Each record below should be output verbatim, without pictures.

Excerpt from a dataset
####
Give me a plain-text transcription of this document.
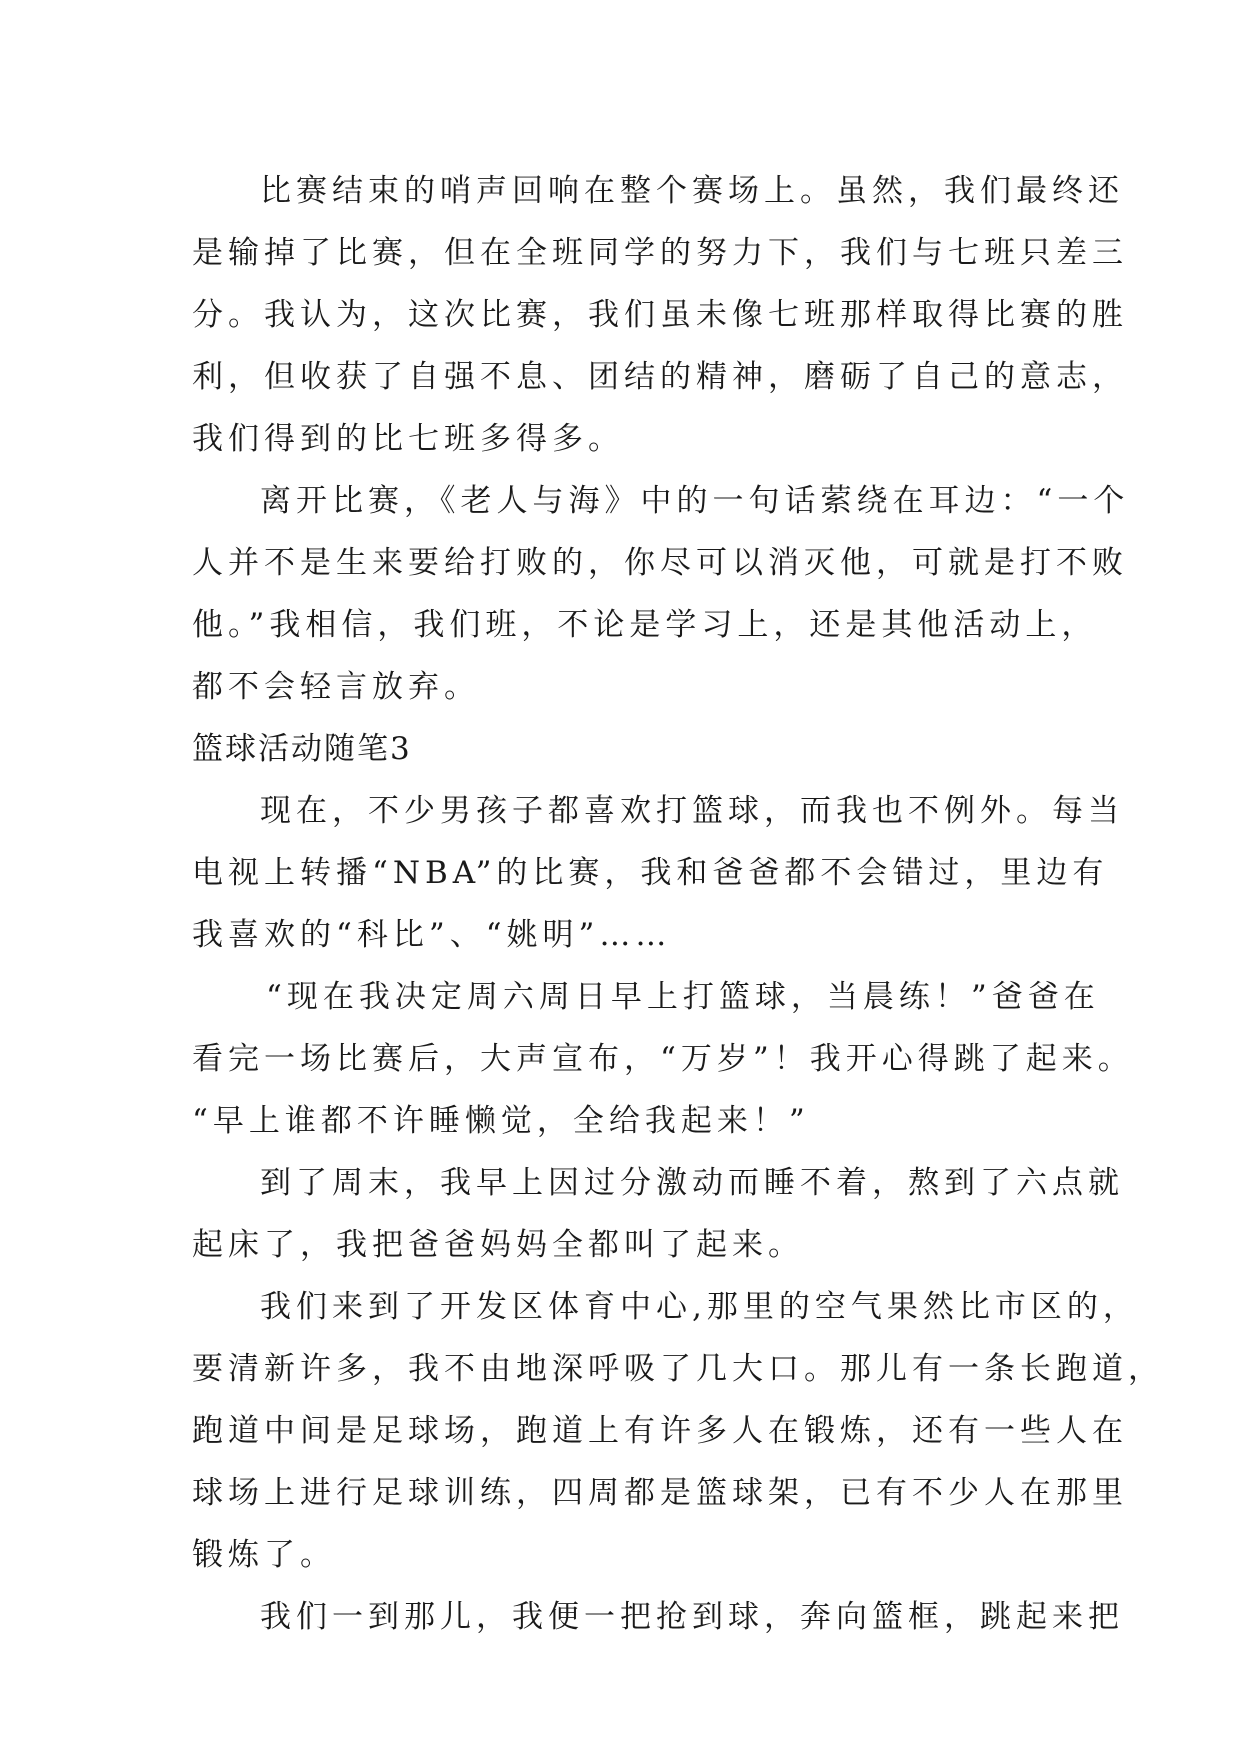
比赛结束的哨声回响在整个赛场上。虽然，我们最终还
是输掉了比赛，但在全班同学的努力下，我们与七班只差三
分。我认为，这次比赛，我们虽未像七班那样取得比赛的胜
利，但收获了自强不息、团结的精神，磨砺了自己的意志，
我们得到的比七班多得多。
离开比赛，《老人与海》中的一句话萦绕在耳边：“一个
人并不是生来要给打败的，你尽可以消灭他，可就是打不败
他。”我相信，我们班，不论是学习上，还是其他活动上，
都不会轻言放弃。
篮球活动随笔3
现在，不少男孩子都喜欢打篮球，而我也不例外。每当
电视上转播“NBA”的比赛，我和爸爸都不会错过，里边有
我喜欢的“科比”、“姚明”……
“现在我决定周六周日早上打篮球，当晨练！”爸爸在
看完一场比赛后，大声宣布，“万岁”！我开心得跳了起来。
“早上谁都不许睡懒觉，全给我起来！”
到了周末，我早上因过分激动而睡不着，熬到了六点就
起床了，我把爸爸妈妈全都叫了起来。
我们来到了开发区体育中心,那里的空气果然比市区的，
要清新许多，我不由地深呼吸了几大口。那儿有一条长跑道，
跑道中间是足球场，跑道上有许多人在锻炼，还有一些人在
球场上进行足球训练，四周都是篮球架，已有不少人在那里
锻炼了。
我们一到那儿，我便一把抢到球，奔向篮框，跳起来把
####
EXERCISE RESULT -
Give me a plain-text transcription of this document.
比赛结束的哨声回响在整个赛场上。虽然，我们最终还
是输掉了比赛，但在全班同学的努力下，我们与七班只差三
分。我认为，这次比赛，我们虽未像七班那样取得比赛的胜
利，但收获了自强不息、团结的精神，磨砺了自己的意志，
我们得到的比七班多得多。
离开比赛，《老人与海》中的一句话萦绕在耳边：“一个
人并不是生来要给打败的，你尽可以消灭他，可就是打不败
他。”我相信，我们班，不论是学习上，还是其他活动上，
都不会轻言放弃。
篮球活动随笔3
现在，不少男孩子都喜欢打篮球，而我也不例外。每当
电视上转播“NBA”的比赛，我和爸爸都不会错过，里边有
我喜欢的“科比”、“姚明”……
“现在我决定周六周日早上打篮球，当晨练！”爸爸在
看完一场比赛后，大声宣布，“万岁”！我开心得跳了起来。
“早上谁都不许睡懒觉，全给我起来！”
到了周末，我早上因过分激动而睡不着，熬到了六点就
起床了，我把爸爸妈妈全都叫了起来。
我们来到了开发区体育中心,那里的空气果然比市区的，
要清新许多，我不由地深呼吸了几大口。那儿有一条长跑道，
跑道中间是足球场，跑道上有许多人在锻炼，还有一些人在
球场上进行足球训练，四周都是篮球架，已有不少人在那里
锻炼了。
我们一到那儿，我便一把抢到球，奔向篮框，跳起来把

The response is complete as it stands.